(Data listing)
+---+

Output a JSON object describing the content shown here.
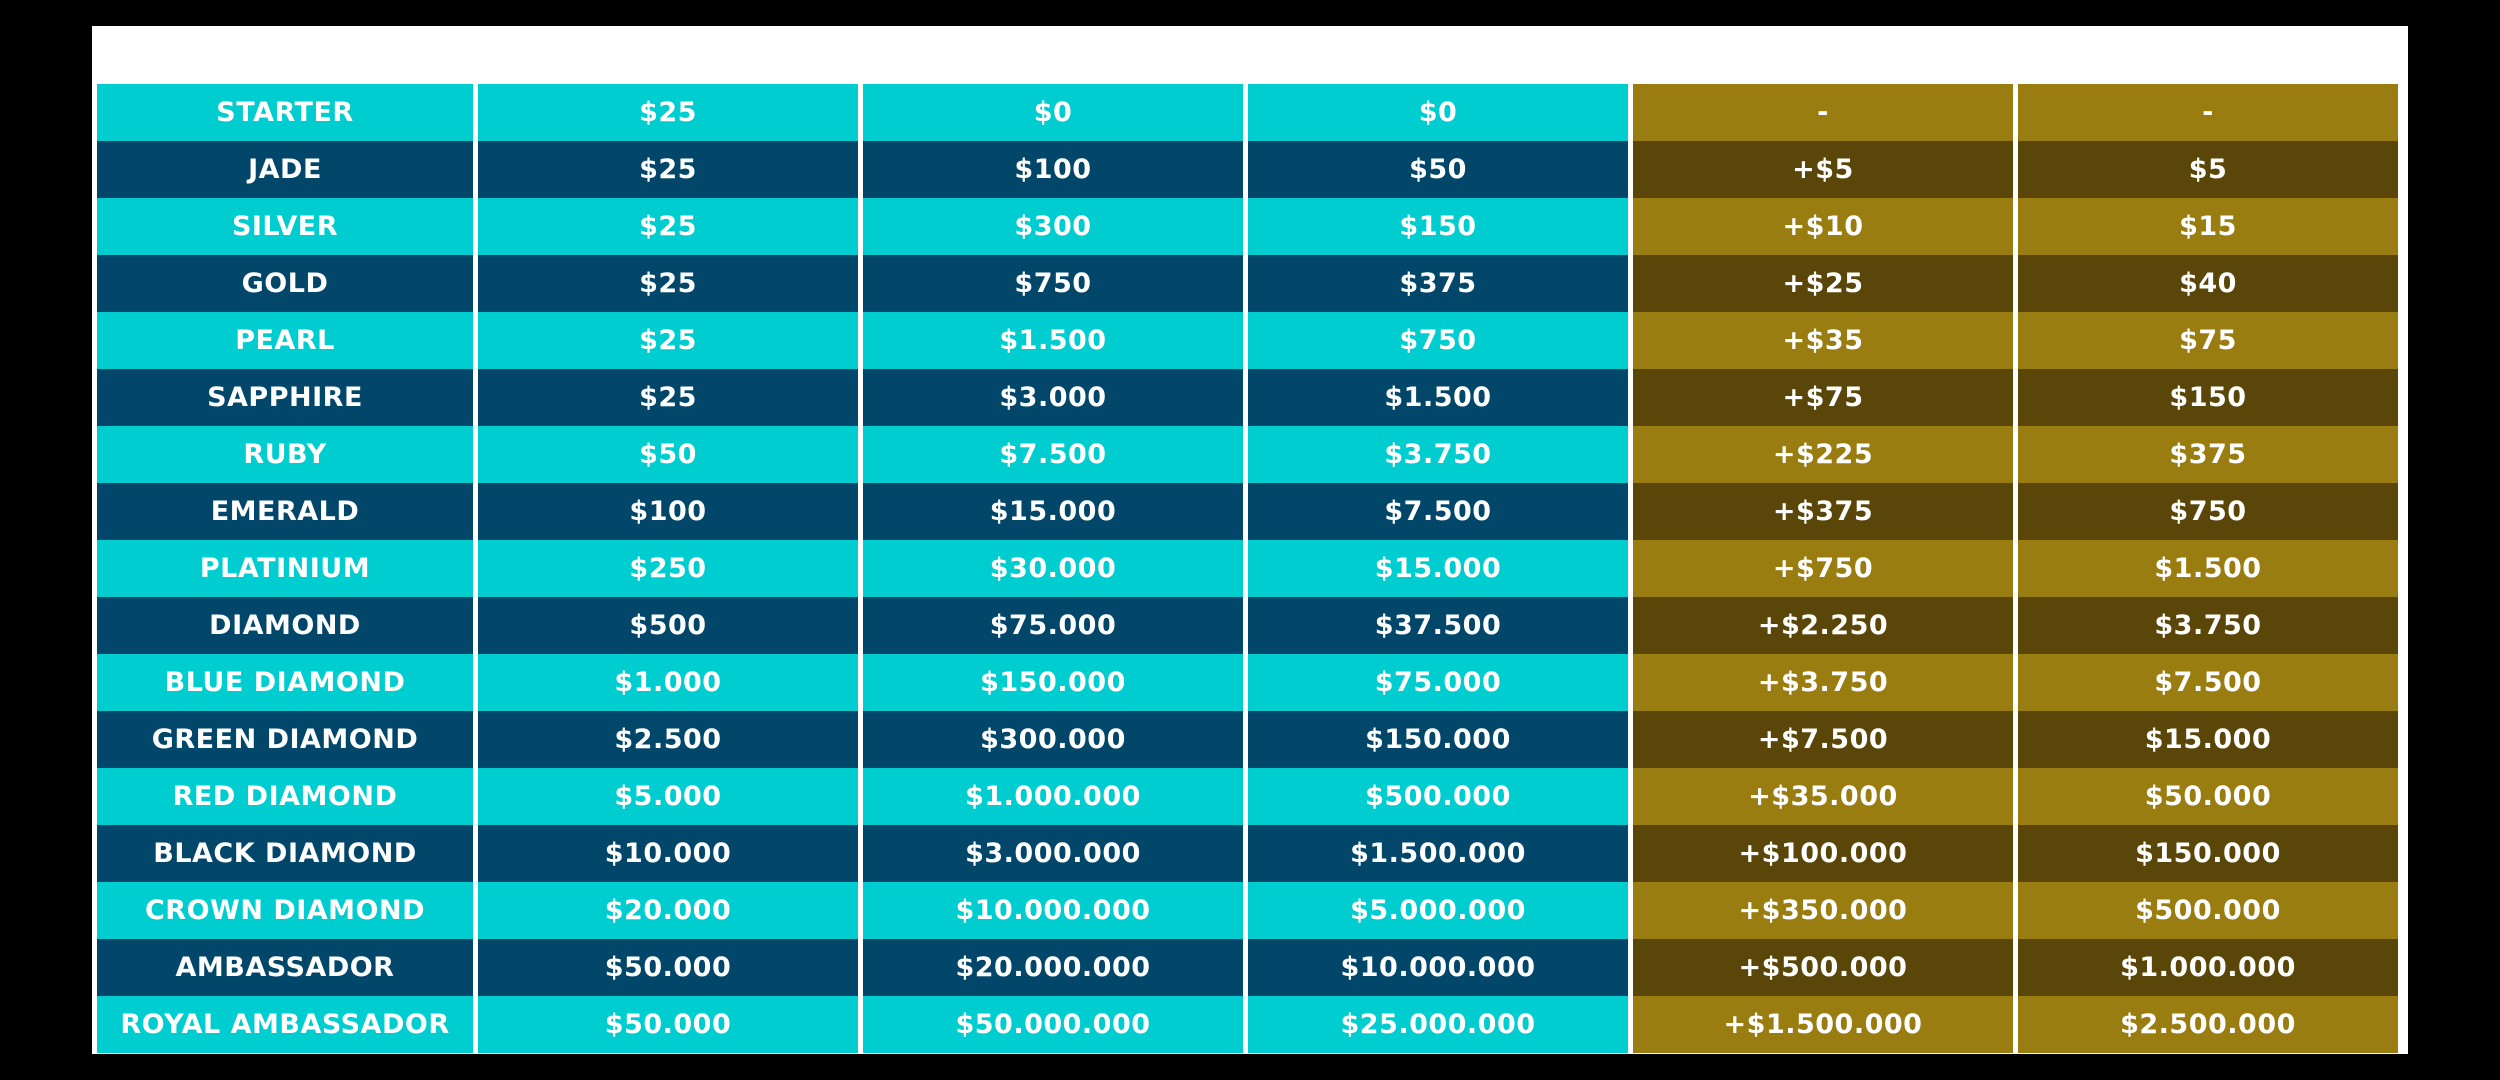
{
  "rows": [
    {
      "rank": "STARTER",
      "c1": "$25",
      "c2": "$0",
      "c3": "$0",
      "c4": "-",
      "c5": "-"
    },
    {
      "rank": "JADE",
      "c1": "$25",
      "c2": "$100",
      "c3": "$50",
      "c4": "+$5",
      "c5": "$5"
    },
    {
      "rank": "SILVER",
      "c1": "$25",
      "c2": "$300",
      "c3": "$150",
      "c4": "+$10",
      "c5": "$15"
    },
    {
      "rank": "GOLD",
      "c1": "$25",
      "c2": "$750",
      "c3": "$375",
      "c4": "+$25",
      "c5": "$40"
    },
    {
      "rank": "PEARL",
      "c1": "$25",
      "c2": "$1.500",
      "c3": "$750",
      "c4": "+$35",
      "c5": "$75"
    },
    {
      "rank": "SAPPHIRE",
      "c1": "$25",
      "c2": "$3.000",
      "c3": "$1.500",
      "c4": "+$75",
      "c5": "$150"
    },
    {
      "rank": "RUBY",
      "c1": "$50",
      "c2": "$7.500",
      "c3": "$3.750",
      "c4": "+$225",
      "c5": "$375"
    },
    {
      "rank": "EMERALD",
      "c1": "$100",
      "c2": "$15.000",
      "c3": "$7.500",
      "c4": "+$375",
      "c5": "$750"
    },
    {
      "rank": "PLATINIUM",
      "c1": "$250",
      "c2": "$30.000",
      "c3": "$15.000",
      "c4": "+$750",
      "c5": "$1.500"
    },
    {
      "rank": "DIAMOND",
      "c1": "$500",
      "c2": "$75.000",
      "c3": "$37.500",
      "c4": "+$2.250",
      "c5": "$3.750"
    },
    {
      "rank": "BLUE DIAMOND",
      "c1": "$1.000",
      "c2": "$150.000",
      "c3": "$75.000",
      "c4": "+$3.750",
      "c5": "$7.500"
    },
    {
      "rank": "GREEN DIAMOND",
      "c1": "$2.500",
      "c2": "$300.000",
      "c3": "$150.000",
      "c4": "+$7.500",
      "c5": "$15.000"
    },
    {
      "rank": "RED DIAMOND",
      "c1": "$5.000",
      "c2": "$1.000.000",
      "c3": "$500.000",
      "c4": "+$35.000",
      "c5": "$50.000"
    },
    {
      "rank": "BLACK DIAMOND",
      "c1": "$10.000",
      "c2": "$3.000.000",
      "c3": "$1.500.000",
      "c4": "+$100.000",
      "c5": "$150.000"
    },
    {
      "rank": "CROWN DIAMOND",
      "c1": "$20.000",
      "c2": "$10.000.000",
      "c3": "$5.000.000",
      "c4": "+$350.000",
      "c5": "$500.000"
    },
    {
      "rank": "AMBASSADOR",
      "c1": "$50.000",
      "c2": "$20.000.000",
      "c3": "$10.000.000",
      "c4": "+$500.000",
      "c5": "$1.000.000"
    },
    {
      "rank": "ROYAL AMBASSADOR",
      "c1": "$50.000",
      "c2": "$50.000.000",
      "c3": "$25.000.000",
      "c4": "+$1.500.000",
      "c5": "$2.500.000"
    }
  ],
  "colors": {
    "teal_light": "#00cdd0",
    "teal_dark": "#02466a",
    "olive_light": "#9a7d10",
    "olive_dark": "#5a4608",
    "text": "#ffffff"
  }
}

+---+

## What needs to be done
Show the lines that mention the word "AMBASSADOR".

## Written answer
      "rank": "AMBASSADOR",
      "rank": "ROYAL AMBASSADOR",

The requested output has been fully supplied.